WORK INSTRUCTIONS >> Give the number of lines in the data that contain "model", and nothing more.

::: THE INPUT

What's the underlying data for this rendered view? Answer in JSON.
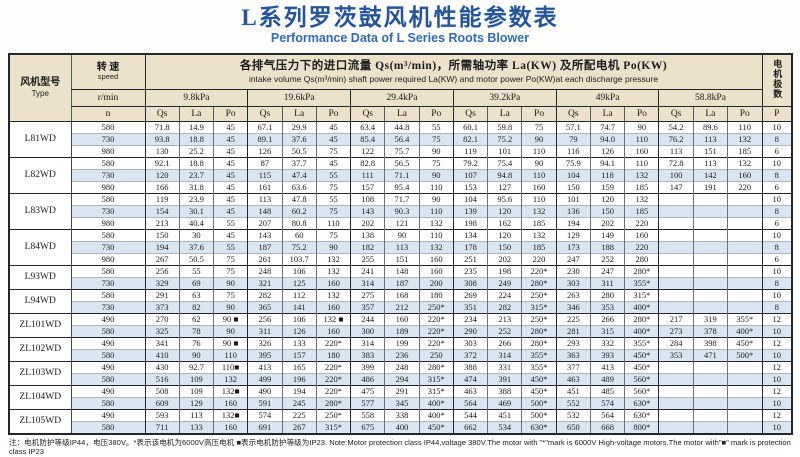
{
  "page": {
    "title": "L系列罗茨鼓风机性能参数表",
    "subtitle": "Performance Data of L Series Roots Blower",
    "title_color": "#24549e",
    "subtitle_color": "#2f6cb8",
    "header_bg": "#ece1cb",
    "stripe_color": "#d9e6f2"
  },
  "table": {
    "type_label_cn": "风机型号",
    "type_label_en": "Type",
    "speed_label_cn": "转 速",
    "speed_label_en": "speed",
    "speed_unit": "r/min",
    "speed_n": "n",
    "main_header_cn": "各排气压力下的进口流量 Qs(m³/min)，所需轴功率 La(KW) 及所配电机 Po(KW)",
    "main_header_en": "intake volume Qs(m³/min) shaft power required La(KW) and motor power Po(KW)at each discharge pressure",
    "pressures": [
      "9.8kPa",
      "19.6kPa",
      "29.4kPa",
      "39.2kPa",
      "49kPa",
      "58.8kPa"
    ],
    "sub_cols": [
      "Qs",
      "La",
      "Po"
    ],
    "poles_label": "电机极数",
    "poles_symbol": "P",
    "groups": [
      {
        "model": "L81WD",
        "rows": [
          {
            "n": "580",
            "v": [
              "71.8",
              "14.9",
              "45",
              "67.1",
              "29.9",
              "45",
              "63.4",
              "44.8",
              "55",
              "60.1",
              "59.8",
              "75",
              "57.1",
              "74.7",
              "90",
              "54.2",
              "89.6",
              "110"
            ],
            "p": "10"
          },
          {
            "n": "730",
            "v": [
              "93.8",
              "18.8",
              "45",
              "89.1",
              "37.6",
              "45",
              "85.4",
              "56.4",
              "75",
              "82.1",
              "75.2",
              "90",
              "79",
              "94.0",
              "110",
              "76.2",
              "113",
              "132"
            ],
            "p": "8"
          },
          {
            "n": "980",
            "v": [
              "130",
              "25.2",
              "45",
              "126",
              "50.5",
              "75",
              "122",
              "75.7",
              "90",
              "119",
              "101",
              "110",
              "116",
              "126",
              "160",
              "113",
              "151",
              "185"
            ],
            "p": "6"
          }
        ]
      },
      {
        "model": "L82WD",
        "rows": [
          {
            "n": "580",
            "v": [
              "92.1",
              "18.8",
              "45",
              "87",
              "37.7",
              "45",
              "82.8",
              "56.5",
              "75",
              "79.2",
              "75.4",
              "90",
              "75.9",
              "94.1",
              "110",
              "72.8",
              "113",
              "132"
            ],
            "p": "10"
          },
          {
            "n": "730",
            "v": [
              "120",
              "23.7",
              "45",
              "115",
              "47.4",
              "55",
              "111",
              "71.1",
              "90",
              "107",
              "94.8",
              "110",
              "104",
              "118",
              "132",
              "100",
              "142",
              "160"
            ],
            "p": "8"
          },
          {
            "n": "980",
            "v": [
              "166",
              "31.8",
              "45",
              "161",
              "63.6",
              "75",
              "157",
              "95.4",
              "110",
              "153",
              "127",
              "160",
              "150",
              "159",
              "185",
              "147",
              "191",
              "220"
            ],
            "p": "6"
          }
        ]
      },
      {
        "model": "L83WD",
        "rows": [
          {
            "n": "580",
            "v": [
              "119",
              "23.9",
              "45",
              "113",
              "47.8",
              "55",
              "108",
              "71.7",
              "90",
              "104",
              "95.6",
              "110",
              "101",
              "120",
              "132",
              "",
              "",
              ""
            ],
            "p": "10"
          },
          {
            "n": "730",
            "v": [
              "154",
              "30.1",
              "45",
              "148",
              "60.2",
              "75",
              "143",
              "90.3",
              "110",
              "139",
              "120",
              "132",
              "136",
              "150",
              "185",
              "",
              "",
              ""
            ],
            "p": "8"
          },
          {
            "n": "980",
            "v": [
              "213",
              "40.4",
              "55",
              "207",
              "80.8",
              "110",
              "202",
              "121",
              "132",
              "198",
              "162",
              "185",
              "194",
              "202",
              "220",
              "",
              "",
              ""
            ],
            "p": "6"
          }
        ]
      },
      {
        "model": "L84WD",
        "rows": [
          {
            "n": "580",
            "v": [
              "150",
              "30",
              "45",
              "143",
              "60",
              "75",
              "138",
              "90",
              "110",
              "134",
              "120",
              "132",
              "129",
              "149",
              "160",
              "",
              "",
              ""
            ],
            "p": "10"
          },
          {
            "n": "730",
            "v": [
              "194",
              "37.6",
              "55",
              "187",
              "75.2",
              "90",
              "182",
              "113",
              "132",
              "178",
              "150",
              "185",
              "173",
              "188",
              "220",
              "",
              "",
              ""
            ],
            "p": "8"
          },
          {
            "n": "980",
            "v": [
              "267",
              "50.5",
              "75",
              "261",
              "103.7",
              "132",
              "255",
              "151",
              "160",
              "251",
              "202",
              "220",
              "247",
              "252",
              "280",
              "",
              "",
              ""
            ],
            "p": "6"
          }
        ]
      },
      {
        "model": "L93WD",
        "rows": [
          {
            "n": "580",
            "v": [
              "256",
              "55",
              "75",
              "248",
              "106",
              "132",
              "241",
              "148",
              "160",
              "235",
              "198",
              "220*",
              "230",
              "247",
              "280*",
              "",
              "",
              ""
            ],
            "p": "10"
          },
          {
            "n": "730",
            "v": [
              "329",
              "69",
              "90",
              "321",
              "125",
              "160",
              "314",
              "187",
              "200",
              "308",
              "249",
              "280*",
              "303",
              "311",
              "355*",
              "",
              "",
              ""
            ],
            "p": "8"
          }
        ]
      },
      {
        "model": "L94WD",
        "rows": [
          {
            "n": "580",
            "v": [
              "291",
              "63",
              "75",
              "282",
              "112",
              "132",
              "275",
              "168",
              "180",
              "269",
              "224",
              "250*",
              "263",
              "280",
              "315*",
              "",
              "",
              ""
            ],
            "p": "10"
          },
          {
            "n": "730",
            "v": [
              "373",
              "82",
              "90",
              "365",
              "141",
              "160",
              "357",
              "212",
              "250*",
              "351",
              "282",
              "315*",
              "346",
              "353",
              "400*",
              "",
              "",
              ""
            ],
            "p": "8"
          }
        ]
      },
      {
        "model": "ZL101WD",
        "rows": [
          {
            "n": "490",
            "v": [
              "270",
              "62",
              "90 ■",
              "256",
              "106",
              "132 ■",
              "244",
              "160",
              "220*",
              "234",
              "213",
              "250*",
              "225",
              "266",
              "280*",
              "217",
              "319",
              "355*"
            ],
            "p": "12"
          },
          {
            "n": "580",
            "v": [
              "325",
              "78",
              "90",
              "311",
              "126",
              "160",
              "300",
              "189",
              "220*",
              "290",
              "252",
              "280*",
              "281",
              "315",
              "400*",
              "273",
              "378",
              "400*"
            ],
            "p": "10"
          }
        ]
      },
      {
        "model": "ZL102WD",
        "rows": [
          {
            "n": "490",
            "v": [
              "341",
              "76",
              "90 ■",
              "326",
              "133",
              "220*",
              "314",
              "199",
              "220*",
              "303",
              "266",
              "280*",
              "293",
              "332",
              "355*",
              "284",
              "398",
              "450*"
            ],
            "p": "12"
          },
          {
            "n": "580",
            "v": [
              "410",
              "90",
              "110",
              "395",
              "157",
              "180",
              "383",
              "236",
              "250",
              "372",
              "314",
              "355*",
              "363",
              "393",
              "450*",
              "353",
              "471",
              "500*"
            ],
            "p": "10"
          }
        ]
      },
      {
        "model": "ZL103WD",
        "rows": [
          {
            "n": "490",
            "v": [
              "430",
              "92.7",
              "110■",
              "413",
              "165",
              "220*",
              "399",
              "248",
              "280*",
              "388",
              "331",
              "355*",
              "377",
              "413",
              "450*",
              "",
              "",
              ""
            ],
            "p": "12"
          },
          {
            "n": "580",
            "v": [
              "516",
              "109",
              "132",
              "499",
              "196",
              "220*",
              "486",
              "294",
              "315*",
              "474",
              "391",
              "450*",
              "463",
              "489",
              "560*",
              "",
              "",
              ""
            ],
            "p": "10"
          }
        ]
      },
      {
        "model": "ZL104WD",
        "rows": [
          {
            "n": "490",
            "v": [
              "508",
              "109",
              "132■",
              "490",
              "194",
              "220*",
              "475",
              "291",
              "315*",
              "463",
              "388",
              "450*",
              "451",
              "485",
              "560*",
              "",
              "",
              ""
            ],
            "p": "12"
          },
          {
            "n": "580",
            "v": [
              "609",
              "129",
              "160",
              "591",
              "245",
              "280*",
              "577",
              "345",
              "400*",
              "564",
              "469",
              "500*",
              "552",
              "574",
              "630*",
              "",
              "",
              ""
            ],
            "p": "10"
          }
        ]
      },
      {
        "model": "ZL105WD",
        "rows": [
          {
            "n": "490",
            "v": [
              "593",
              "113",
              "132■",
              "574",
              "225",
              "250*",
              "558",
              "338",
              "400*",
              "544",
              "451",
              "500*",
              "532",
              "564",
              "630*",
              "",
              "",
              ""
            ],
            "p": "12"
          },
          {
            "n": "580",
            "v": [
              "711",
              "133",
              "160",
              "691",
              "267",
              "315*",
              "675",
              "400",
              "450*",
              "662",
              "534",
              "630*",
              "650",
              "668",
              "800*",
              "",
              "",
              ""
            ],
            "p": "10"
          }
        ]
      }
    ]
  },
  "footnote": "注：电机防护等级IP44，电压380V。*表示该电机为6000V高压电机 ■表示电机防护等级为IP23. Note:Motor protection class IP44,voltage 380V.The motor with \"*\"mark is 6000V High-voltage motors.The motor with\"■\" mark is protection class IP23"
}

::::::

THE REPLY >> 11